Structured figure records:
+++++

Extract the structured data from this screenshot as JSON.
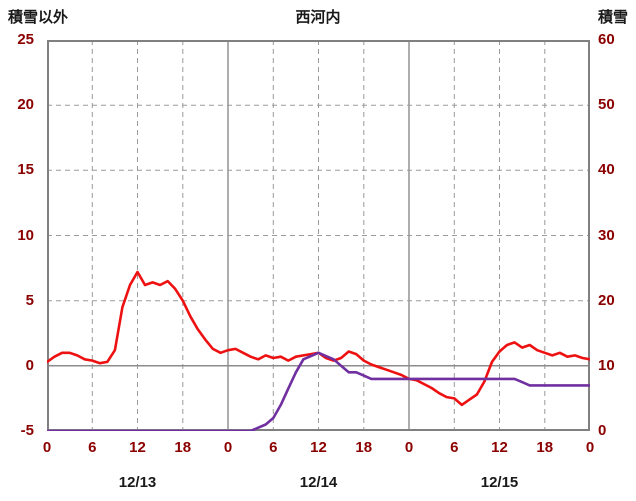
{
  "header": {
    "left_label": "積雪以外",
    "title": "西河内",
    "right_label": "積雪"
  },
  "chart_data": {
    "type": "line",
    "title": "西河内",
    "x_unit": "hour",
    "x_range": [
      0,
      72
    ],
    "x_ticks": [
      0,
      6,
      12,
      18,
      24,
      30,
      36,
      42,
      48,
      54,
      60,
      66,
      72
    ],
    "x_tick_labels": [
      "0",
      "6",
      "12",
      "18",
      "0",
      "6",
      "12",
      "18",
      "0",
      "6",
      "12",
      "18",
      "0"
    ],
    "day_labels": [
      {
        "label": "12/13",
        "hour": 12
      },
      {
        "label": "12/14",
        "hour": 36
      },
      {
        "label": "12/15",
        "hour": 60
      }
    ],
    "left_axis": {
      "label": "積雪以外",
      "ticks": [
        25,
        20,
        15,
        10,
        5,
        0,
        -5
      ],
      "range": [
        -5,
        25
      ]
    },
    "right_axis": {
      "label": "積雪",
      "ticks": [
        60,
        50,
        40,
        30,
        20,
        10,
        0
      ],
      "range": [
        0,
        60
      ]
    },
    "grid": {
      "vertical_dashed_hours": [
        6,
        12,
        18,
        30,
        36,
        42,
        54,
        60,
        66
      ],
      "vertical_solid_hours": [
        24,
        48
      ],
      "horizontal_solid_left_value": 0
    },
    "colors": {
      "frame": "#808080",
      "grid_dashed": "#9a9a9a",
      "grid_solid": "#8c8c8c",
      "tick_text": "#8b0000",
      "title_text": "#1a1a1a"
    },
    "series": [
      {
        "name": "積雪以外",
        "axis": "left",
        "color": "#ee1111",
        "values": [
          0.3,
          0.7,
          1.0,
          1.0,
          0.8,
          0.5,
          0.4,
          0.2,
          0.3,
          1.2,
          4.5,
          6.2,
          7.2,
          6.2,
          6.4,
          6.2,
          6.5,
          5.9,
          5.0,
          3.8,
          2.8,
          2.0,
          1.3,
          1.0,
          1.2,
          1.3,
          1.0,
          0.7,
          0.5,
          0.8,
          0.6,
          0.7,
          0.4,
          0.7,
          0.8,
          0.9,
          1.0,
          0.6,
          0.4,
          0.6,
          1.1,
          0.9,
          0.4,
          0.1,
          -0.1,
          -0.3,
          -0.5,
          -0.7,
          -1.0,
          -1.1,
          -1.4,
          -1.7,
          -2.1,
          -2.4,
          -2.5,
          -3.0,
          -2.6,
          -2.2,
          -1.2,
          0.3,
          1.1,
          1.6,
          1.8,
          1.4,
          1.6,
          1.2,
          1.0,
          0.8,
          1.0,
          0.7,
          0.8,
          0.6,
          0.5
        ]
      },
      {
        "name": "積雪",
        "axis": "right",
        "color": "#7030a0",
        "values": [
          0,
          0,
          0,
          0,
          0,
          0,
          0,
          0,
          0,
          0,
          0,
          0,
          0,
          0,
          0,
          0,
          0,
          0,
          0,
          0,
          0,
          0,
          0,
          0,
          0,
          0,
          0,
          0,
          0.5,
          1,
          2,
          4,
          6.5,
          9,
          11,
          11.5,
          12,
          11.5,
          11,
          10,
          9,
          9,
          8.5,
          8,
          8,
          8,
          8,
          8,
          8,
          8,
          8,
          8,
          8,
          8,
          8,
          8,
          8,
          8,
          8,
          8,
          8,
          8,
          8,
          7.5,
          7,
          7,
          7,
          7,
          7,
          7,
          7,
          7,
          7
        ]
      }
    ]
  }
}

+++++

▸ WRITTEN INSTRUCTION:
Pictures are excluded; output everything else in the data verbatim.

▸ EXERCISE RESPONSE:
Extract the structured data from this screenshot as JSON.
{
  "header": {
    "left_label": "積雪以外",
    "title": "西河内",
    "right_label": "積雪"
  },
  "chart_data": {
    "type": "line",
    "title": "西河内",
    "x_unit": "hour",
    "x_range": [
      0,
      72
    ],
    "x_ticks": [
      0,
      6,
      12,
      18,
      24,
      30,
      36,
      42,
      48,
      54,
      60,
      66,
      72
    ],
    "x_tick_labels": [
      "0",
      "6",
      "12",
      "18",
      "0",
      "6",
      "12",
      "18",
      "0",
      "6",
      "12",
      "18",
      "0"
    ],
    "day_labels": [
      {
        "label": "12/13",
        "hour": 12
      },
      {
        "label": "12/14",
        "hour": 36
      },
      {
        "label": "12/15",
        "hour": 60
      }
    ],
    "left_axis": {
      "label": "積雪以外",
      "ticks": [
        25,
        20,
        15,
        10,
        5,
        0,
        -5
      ],
      "range": [
        -5,
        25
      ]
    },
    "right_axis": {
      "label": "積雪",
      "ticks": [
        60,
        50,
        40,
        30,
        20,
        10,
        0
      ],
      "range": [
        0,
        60
      ]
    },
    "grid": {
      "vertical_dashed_hours": [
        6,
        12,
        18,
        30,
        36,
        42,
        54,
        60,
        66
      ],
      "vertical_solid_hours": [
        24,
        48
      ],
      "horizontal_solid_left_value": 0
    },
    "colors": {
      "frame": "#808080",
      "grid_dashed": "#9a9a9a",
      "grid_solid": "#8c8c8c",
      "tick_text": "#8b0000",
      "title_text": "#1a1a1a"
    },
    "series": [
      {
        "name": "積雪以外",
        "axis": "left",
        "color": "#ee1111",
        "values": [
          0.3,
          0.7,
          1.0,
          1.0,
          0.8,
          0.5,
          0.4,
          0.2,
          0.3,
          1.2,
          4.5,
          6.2,
          7.2,
          6.2,
          6.4,
          6.2,
          6.5,
          5.9,
          5.0,
          3.8,
          2.8,
          2.0,
          1.3,
          1.0,
          1.2,
          1.3,
          1.0,
          0.7,
          0.5,
          0.8,
          0.6,
          0.7,
          0.4,
          0.7,
          0.8,
          0.9,
          1.0,
          0.6,
          0.4,
          0.6,
          1.1,
          0.9,
          0.4,
          0.1,
          -0.1,
          -0.3,
          -0.5,
          -0.7,
          -1.0,
          -1.1,
          -1.4,
          -1.7,
          -2.1,
          -2.4,
          -2.5,
          -3.0,
          -2.6,
          -2.2,
          -1.2,
          0.3,
          1.1,
          1.6,
          1.8,
          1.4,
          1.6,
          1.2,
          1.0,
          0.8,
          1.0,
          0.7,
          0.8,
          0.6,
          0.5
        ]
      },
      {
        "name": "積雪",
        "axis": "right",
        "color": "#7030a0",
        "values": [
          0,
          0,
          0,
          0,
          0,
          0,
          0,
          0,
          0,
          0,
          0,
          0,
          0,
          0,
          0,
          0,
          0,
          0,
          0,
          0,
          0,
          0,
          0,
          0,
          0,
          0,
          0,
          0,
          0.5,
          1,
          2,
          4,
          6.5,
          9,
          11,
          11.5,
          12,
          11.5,
          11,
          10,
          9,
          9,
          8.5,
          8,
          8,
          8,
          8,
          8,
          8,
          8,
          8,
          8,
          8,
          8,
          8,
          8,
          8,
          8,
          8,
          8,
          8,
          8,
          8,
          7.5,
          7,
          7,
          7,
          7,
          7,
          7,
          7,
          7,
          7
        ]
      }
    ]
  }
}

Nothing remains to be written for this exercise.